> RECORDS TO PROCESS

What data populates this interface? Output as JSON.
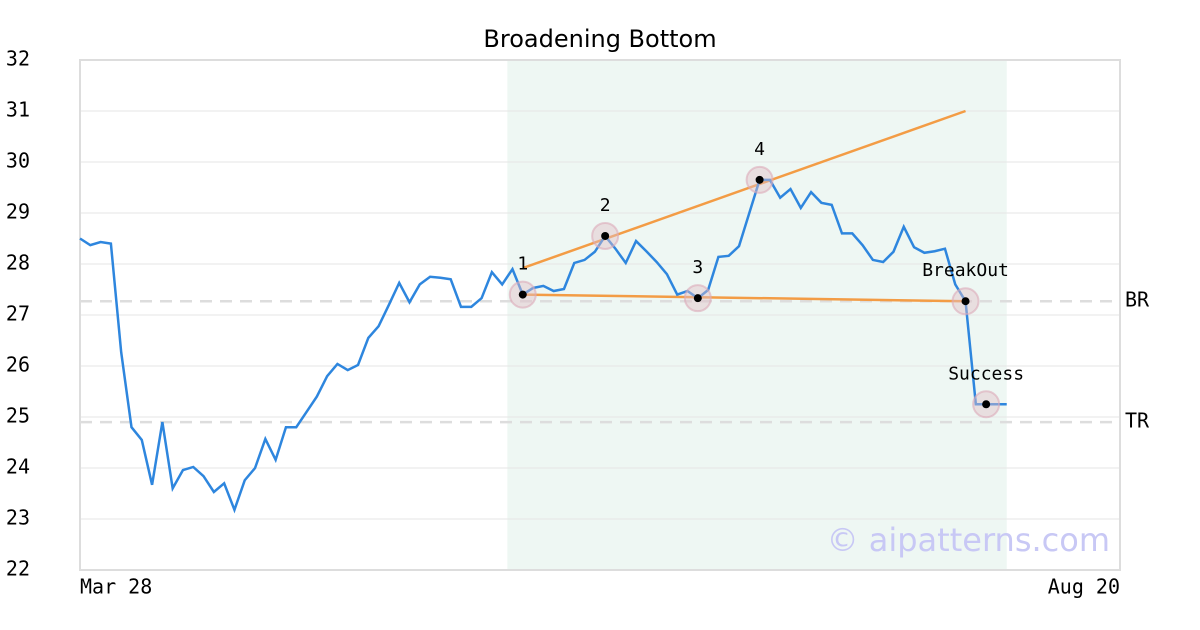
{
  "chart_data": {
    "type": "line",
    "title": "Broadening Bottom",
    "categories": [
      "Mar 28",
      null,
      null,
      null,
      null,
      null,
      null,
      null,
      null,
      null,
      null,
      null,
      null,
      null,
      null,
      null,
      null,
      null,
      null,
      null,
      null,
      null,
      null,
      null,
      null,
      null,
      null,
      null,
      null,
      null,
      null,
      null,
      null,
      null,
      null,
      null,
      null,
      null,
      null,
      null,
      null,
      null,
      null,
      null,
      null,
      null,
      null,
      null,
      null,
      null,
      null,
      null,
      null,
      null,
      null,
      null,
      null,
      null,
      null,
      null,
      null,
      null,
      null,
      null,
      null,
      null,
      null,
      null,
      null,
      null,
      null,
      null,
      null,
      null,
      null,
      null,
      null,
      null,
      null,
      null,
      null,
      null,
      null,
      null,
      null,
      null,
      null,
      null,
      null,
      null,
      null,
      null,
      null,
      null,
      null,
      null,
      null,
      null,
      null,
      null,
      null,
      "Aug 20"
    ],
    "values": [
      28.5,
      28.37,
      28.43,
      28.4,
      26.27,
      24.8,
      24.55,
      23.67,
      24.9,
      23.6,
      23.96,
      24.02,
      23.84,
      23.53,
      23.7,
      23.18,
      23.76,
      24.0,
      24.57,
      24.16,
      24.8,
      24.8,
      25.1,
      25.4,
      25.8,
      26.04,
      25.92,
      26.02,
      26.55,
      26.78,
      27.2,
      27.63,
      27.25,
      27.6,
      27.75,
      27.73,
      27.7,
      27.16,
      27.16,
      27.33,
      27.84,
      27.6,
      27.9,
      27.4,
      27.53,
      27.57,
      27.47,
      27.51,
      28.02,
      28.08,
      28.24,
      28.55,
      28.3,
      28.02,
      28.45,
      28.25,
      28.04,
      27.8,
      27.4,
      27.47,
      27.33,
      27.49,
      28.14,
      28.16,
      28.35,
      29.0,
      29.65,
      29.65,
      29.3,
      29.47,
      29.1,
      29.41,
      29.2,
      29.16,
      28.6,
      28.6,
      28.37,
      28.08,
      28.04,
      28.24,
      28.73,
      28.33,
      28.22,
      28.25,
      28.3,
      27.6,
      27.27,
      25.25,
      25.25,
      25.25,
      25.25,
      null,
      null,
      null,
      null,
      null,
      null,
      null,
      null,
      null,
      null,
      null
    ],
    "color": "#2e86de",
    "ylim": [
      22,
      32
    ],
    "yticks": [
      22,
      23,
      24,
      25,
      26,
      27,
      28,
      29,
      30,
      31,
      32
    ],
    "grid": true,
    "highlight": [
      41.5,
      90
    ],
    "highlight_color": "#eef7f3",
    "trendlines": [
      {
        "x": [
          43,
          86
        ],
        "y": [
          27.92,
          31.0
        ]
      },
      {
        "x": [
          43,
          86
        ],
        "y": [
          27.4,
          27.27
        ]
      }
    ],
    "trend_color": "#f39c45",
    "levels": [
      {
        "label": "BR",
        "value": 27.27
      },
      {
        "label": "TR",
        "value": 24.9
      }
    ],
    "annotations": [
      {
        "label": "1",
        "x": 43
      },
      {
        "label": "2",
        "x": 51
      },
      {
        "label": "3",
        "x": 60
      },
      {
        "label": "4",
        "x": 66
      },
      {
        "label": "BreakOut",
        "x": 86
      },
      {
        "label": "Success",
        "x": 88
      }
    ],
    "watermark": "© aipatterns.com"
  }
}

> YOUR GOAL
Which lines contain the word "label"? Copy each of them.

> TASK OUTPUT
        "label": "BR",
        "label": "TR",
        "label": "1",
        "label": "2",
        "label": "3",
        "label": "4",
        "label": "BreakOut",
        "label": "Success",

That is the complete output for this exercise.